**DIRECTIONS FOR THIS TASK**
Please print the lines of the records below verbatim, starting with the line that contains "output each element" and going on through the line that contains "yield: 2.1100 (1078, 174, 1179, 204)", both included, and print nothing else. Omit the pictures from your answer.

**EXTRACTED RECORDS**

------------------------------------------------------------

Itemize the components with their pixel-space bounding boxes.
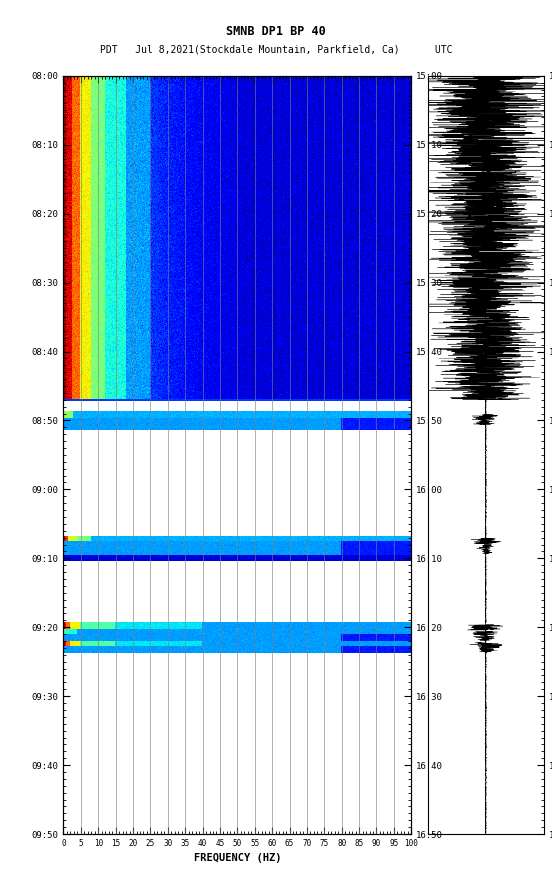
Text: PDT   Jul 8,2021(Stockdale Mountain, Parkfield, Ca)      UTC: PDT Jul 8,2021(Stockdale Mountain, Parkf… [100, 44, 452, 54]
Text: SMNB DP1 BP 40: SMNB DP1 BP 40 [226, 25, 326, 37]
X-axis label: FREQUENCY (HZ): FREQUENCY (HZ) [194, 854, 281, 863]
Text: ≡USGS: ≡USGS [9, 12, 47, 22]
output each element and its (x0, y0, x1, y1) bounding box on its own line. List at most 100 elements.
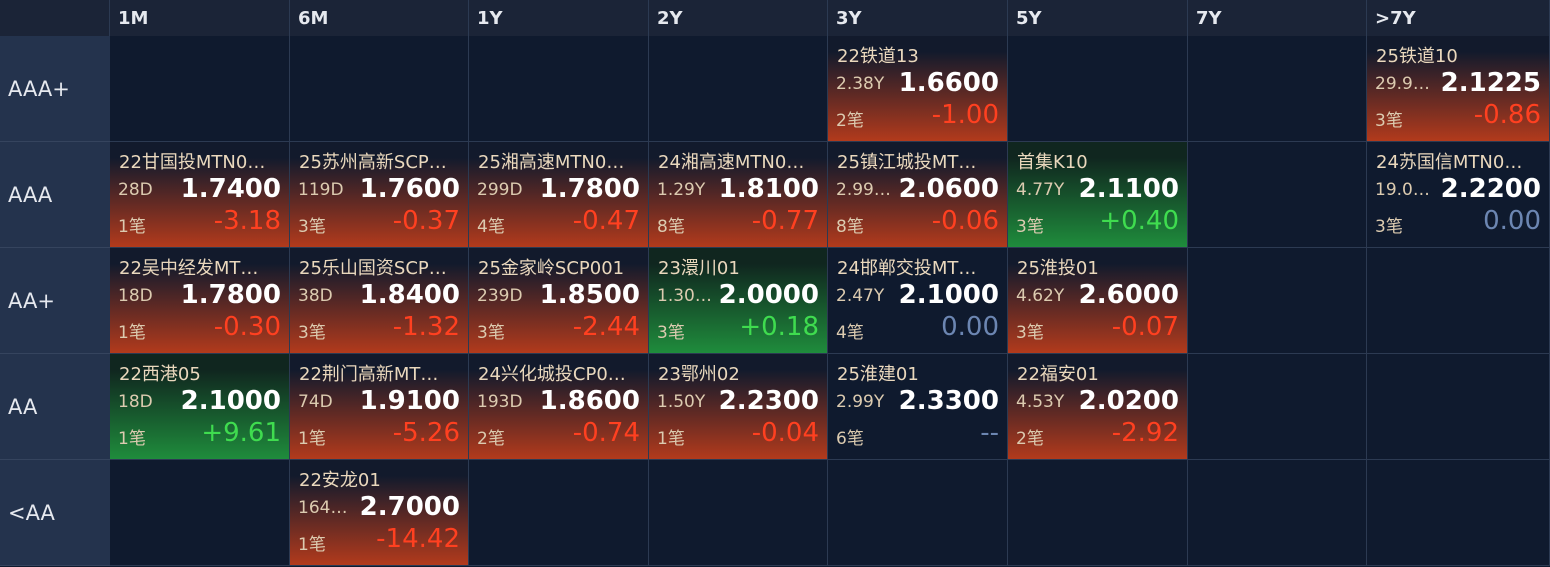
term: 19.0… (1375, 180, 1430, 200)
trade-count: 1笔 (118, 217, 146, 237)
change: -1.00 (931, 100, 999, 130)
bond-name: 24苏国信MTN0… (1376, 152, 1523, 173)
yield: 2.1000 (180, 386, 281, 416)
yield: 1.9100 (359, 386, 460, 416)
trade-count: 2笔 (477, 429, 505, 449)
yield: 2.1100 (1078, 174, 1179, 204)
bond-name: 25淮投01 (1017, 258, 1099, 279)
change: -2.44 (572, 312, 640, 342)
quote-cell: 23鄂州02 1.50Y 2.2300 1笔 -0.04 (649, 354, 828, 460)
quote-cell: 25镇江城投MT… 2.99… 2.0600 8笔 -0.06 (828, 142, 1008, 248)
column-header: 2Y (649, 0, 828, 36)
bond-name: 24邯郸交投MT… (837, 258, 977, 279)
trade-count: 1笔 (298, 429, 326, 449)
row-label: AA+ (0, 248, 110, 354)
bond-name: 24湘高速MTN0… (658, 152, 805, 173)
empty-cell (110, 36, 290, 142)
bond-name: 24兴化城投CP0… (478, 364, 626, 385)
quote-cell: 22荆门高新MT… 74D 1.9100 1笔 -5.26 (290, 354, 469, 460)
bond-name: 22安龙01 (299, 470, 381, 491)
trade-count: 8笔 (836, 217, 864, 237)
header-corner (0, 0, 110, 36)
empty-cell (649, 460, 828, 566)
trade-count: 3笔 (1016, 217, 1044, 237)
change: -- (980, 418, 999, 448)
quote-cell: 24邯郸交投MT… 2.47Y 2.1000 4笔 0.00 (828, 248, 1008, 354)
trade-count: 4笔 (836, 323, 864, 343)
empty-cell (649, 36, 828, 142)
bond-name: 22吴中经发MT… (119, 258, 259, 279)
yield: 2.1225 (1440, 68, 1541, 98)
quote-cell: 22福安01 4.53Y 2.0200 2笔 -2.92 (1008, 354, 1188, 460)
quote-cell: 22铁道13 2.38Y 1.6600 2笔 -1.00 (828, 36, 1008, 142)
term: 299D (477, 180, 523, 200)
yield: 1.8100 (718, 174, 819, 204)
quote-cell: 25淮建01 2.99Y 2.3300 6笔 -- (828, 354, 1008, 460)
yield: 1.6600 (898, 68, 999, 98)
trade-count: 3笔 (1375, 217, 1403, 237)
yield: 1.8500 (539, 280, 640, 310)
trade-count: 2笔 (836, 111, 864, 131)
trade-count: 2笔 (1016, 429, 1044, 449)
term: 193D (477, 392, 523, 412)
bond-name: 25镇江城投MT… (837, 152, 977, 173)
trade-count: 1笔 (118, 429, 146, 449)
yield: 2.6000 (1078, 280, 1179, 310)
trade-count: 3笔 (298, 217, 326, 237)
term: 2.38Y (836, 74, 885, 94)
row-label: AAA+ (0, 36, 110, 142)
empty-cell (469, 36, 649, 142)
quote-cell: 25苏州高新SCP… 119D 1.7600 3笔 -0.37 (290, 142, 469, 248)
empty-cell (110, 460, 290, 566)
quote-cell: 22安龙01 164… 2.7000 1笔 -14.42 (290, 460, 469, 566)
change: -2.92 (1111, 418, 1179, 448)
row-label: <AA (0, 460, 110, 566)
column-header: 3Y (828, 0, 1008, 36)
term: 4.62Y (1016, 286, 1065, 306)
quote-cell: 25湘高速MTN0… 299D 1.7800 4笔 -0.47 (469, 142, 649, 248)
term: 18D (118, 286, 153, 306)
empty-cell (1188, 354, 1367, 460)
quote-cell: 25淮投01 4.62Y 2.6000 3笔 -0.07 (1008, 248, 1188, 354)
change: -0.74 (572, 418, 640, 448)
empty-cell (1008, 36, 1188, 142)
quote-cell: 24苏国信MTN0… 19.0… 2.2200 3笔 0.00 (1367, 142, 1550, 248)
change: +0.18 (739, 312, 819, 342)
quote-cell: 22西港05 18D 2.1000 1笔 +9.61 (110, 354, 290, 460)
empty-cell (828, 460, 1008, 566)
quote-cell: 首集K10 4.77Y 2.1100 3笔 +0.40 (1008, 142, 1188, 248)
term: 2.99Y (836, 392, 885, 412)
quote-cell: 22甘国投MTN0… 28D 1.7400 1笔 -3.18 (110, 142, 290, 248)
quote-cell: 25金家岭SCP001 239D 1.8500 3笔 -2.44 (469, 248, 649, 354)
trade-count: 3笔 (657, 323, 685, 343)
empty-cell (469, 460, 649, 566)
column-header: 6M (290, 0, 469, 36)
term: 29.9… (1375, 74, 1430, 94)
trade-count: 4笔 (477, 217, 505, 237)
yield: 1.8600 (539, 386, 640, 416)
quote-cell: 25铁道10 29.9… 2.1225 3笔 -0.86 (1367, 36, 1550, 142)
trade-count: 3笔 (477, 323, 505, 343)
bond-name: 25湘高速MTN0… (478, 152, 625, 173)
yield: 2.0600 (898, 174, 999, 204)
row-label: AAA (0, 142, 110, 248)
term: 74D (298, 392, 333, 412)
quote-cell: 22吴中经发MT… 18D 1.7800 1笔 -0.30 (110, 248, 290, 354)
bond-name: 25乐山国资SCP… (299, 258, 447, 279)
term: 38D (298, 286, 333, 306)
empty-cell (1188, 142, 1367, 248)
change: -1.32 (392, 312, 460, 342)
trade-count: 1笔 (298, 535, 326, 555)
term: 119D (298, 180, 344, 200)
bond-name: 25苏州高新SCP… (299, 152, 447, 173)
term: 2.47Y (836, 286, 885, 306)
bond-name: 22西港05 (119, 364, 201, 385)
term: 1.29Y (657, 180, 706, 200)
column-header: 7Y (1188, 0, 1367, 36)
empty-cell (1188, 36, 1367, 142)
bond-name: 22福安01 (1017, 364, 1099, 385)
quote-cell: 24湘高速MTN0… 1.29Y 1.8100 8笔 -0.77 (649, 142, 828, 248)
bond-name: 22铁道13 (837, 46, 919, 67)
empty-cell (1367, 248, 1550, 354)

------------------------------------------------------------

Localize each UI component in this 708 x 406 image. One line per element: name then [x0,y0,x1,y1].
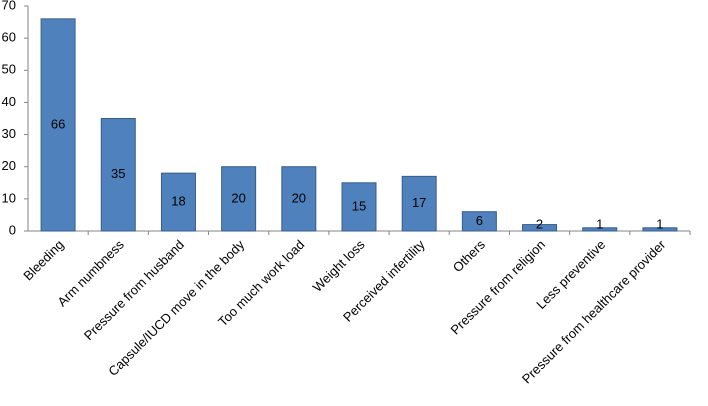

------------------------------------------------------------

**TASK RESULT**
output each element and its (x0, y0, x1, y1) bounding box on its own line. List at most 100 elements.
term: 19.0… (1375, 180, 1430, 200)
trade-count: 1笔 (118, 217, 146, 237)
change: -1.00 (931, 100, 999, 130)
bond-name: 24苏国信MTN0… (1376, 152, 1523, 173)
yield: 2.1000 (180, 386, 281, 416)
yield: 1.9100 (359, 386, 460, 416)
trade-count: 2笔 (477, 429, 505, 449)
yield: 2.1100 (1078, 174, 1179, 204)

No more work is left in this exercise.